What you have to do » Give the number of lines containing the word "polluters" and nothing more.

Input rows »
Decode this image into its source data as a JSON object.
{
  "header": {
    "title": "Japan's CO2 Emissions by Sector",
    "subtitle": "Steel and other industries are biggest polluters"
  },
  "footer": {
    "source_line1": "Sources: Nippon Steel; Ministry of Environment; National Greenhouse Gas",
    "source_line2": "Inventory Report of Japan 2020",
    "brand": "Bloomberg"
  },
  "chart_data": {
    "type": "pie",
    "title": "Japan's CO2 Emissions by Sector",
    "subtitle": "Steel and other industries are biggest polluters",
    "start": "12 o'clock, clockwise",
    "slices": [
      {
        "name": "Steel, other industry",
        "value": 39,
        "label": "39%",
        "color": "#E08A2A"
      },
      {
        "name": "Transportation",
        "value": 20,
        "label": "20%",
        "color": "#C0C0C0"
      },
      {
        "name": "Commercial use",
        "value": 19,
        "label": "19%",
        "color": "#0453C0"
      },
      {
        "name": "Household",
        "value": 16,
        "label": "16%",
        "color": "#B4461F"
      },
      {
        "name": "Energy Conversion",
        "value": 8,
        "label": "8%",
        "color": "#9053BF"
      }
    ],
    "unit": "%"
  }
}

...

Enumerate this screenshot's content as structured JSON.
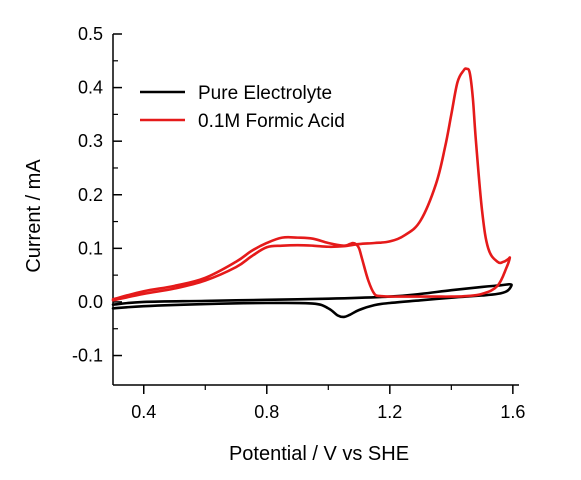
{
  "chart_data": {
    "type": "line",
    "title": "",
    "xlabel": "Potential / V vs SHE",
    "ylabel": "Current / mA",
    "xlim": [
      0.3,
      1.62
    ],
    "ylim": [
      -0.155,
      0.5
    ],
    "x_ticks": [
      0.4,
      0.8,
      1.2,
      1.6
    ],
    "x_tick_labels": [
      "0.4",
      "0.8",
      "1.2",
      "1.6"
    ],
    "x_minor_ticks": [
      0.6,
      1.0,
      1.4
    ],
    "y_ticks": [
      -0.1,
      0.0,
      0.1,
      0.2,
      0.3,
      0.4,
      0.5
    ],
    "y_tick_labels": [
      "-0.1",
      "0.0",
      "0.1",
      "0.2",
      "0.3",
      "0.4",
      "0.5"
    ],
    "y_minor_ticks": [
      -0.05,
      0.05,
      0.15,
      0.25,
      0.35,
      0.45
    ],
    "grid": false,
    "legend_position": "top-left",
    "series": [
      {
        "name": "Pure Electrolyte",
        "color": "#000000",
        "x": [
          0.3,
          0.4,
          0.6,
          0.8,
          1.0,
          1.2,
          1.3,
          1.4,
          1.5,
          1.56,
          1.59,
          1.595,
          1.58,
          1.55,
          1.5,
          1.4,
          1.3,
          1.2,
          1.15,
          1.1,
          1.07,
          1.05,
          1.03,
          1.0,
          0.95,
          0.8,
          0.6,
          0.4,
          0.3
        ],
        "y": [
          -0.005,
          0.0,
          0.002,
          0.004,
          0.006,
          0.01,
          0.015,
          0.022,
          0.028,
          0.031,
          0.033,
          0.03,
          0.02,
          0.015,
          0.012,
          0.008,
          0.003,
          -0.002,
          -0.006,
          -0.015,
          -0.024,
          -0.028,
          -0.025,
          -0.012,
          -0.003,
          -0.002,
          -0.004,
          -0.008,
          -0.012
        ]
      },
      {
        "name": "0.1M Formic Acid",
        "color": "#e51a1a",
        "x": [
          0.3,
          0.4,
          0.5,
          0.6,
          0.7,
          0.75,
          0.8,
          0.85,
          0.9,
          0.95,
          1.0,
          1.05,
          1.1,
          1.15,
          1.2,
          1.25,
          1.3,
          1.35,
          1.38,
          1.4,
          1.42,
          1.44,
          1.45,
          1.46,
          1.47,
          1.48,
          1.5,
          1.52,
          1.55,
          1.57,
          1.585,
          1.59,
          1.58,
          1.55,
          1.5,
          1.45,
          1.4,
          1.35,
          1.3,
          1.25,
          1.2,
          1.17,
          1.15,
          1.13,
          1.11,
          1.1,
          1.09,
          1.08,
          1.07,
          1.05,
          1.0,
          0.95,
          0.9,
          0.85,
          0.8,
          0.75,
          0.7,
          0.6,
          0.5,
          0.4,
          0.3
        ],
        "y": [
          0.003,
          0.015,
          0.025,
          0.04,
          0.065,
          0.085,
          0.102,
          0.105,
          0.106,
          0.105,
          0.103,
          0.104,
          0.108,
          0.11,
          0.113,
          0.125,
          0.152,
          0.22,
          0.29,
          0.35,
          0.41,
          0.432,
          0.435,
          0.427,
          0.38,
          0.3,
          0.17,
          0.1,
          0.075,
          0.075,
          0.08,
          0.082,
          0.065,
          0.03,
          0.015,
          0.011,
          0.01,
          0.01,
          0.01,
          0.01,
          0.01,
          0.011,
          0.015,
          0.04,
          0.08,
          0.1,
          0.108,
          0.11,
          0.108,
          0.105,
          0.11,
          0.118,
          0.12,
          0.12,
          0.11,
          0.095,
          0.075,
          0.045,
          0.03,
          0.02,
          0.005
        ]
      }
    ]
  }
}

Task answer » 2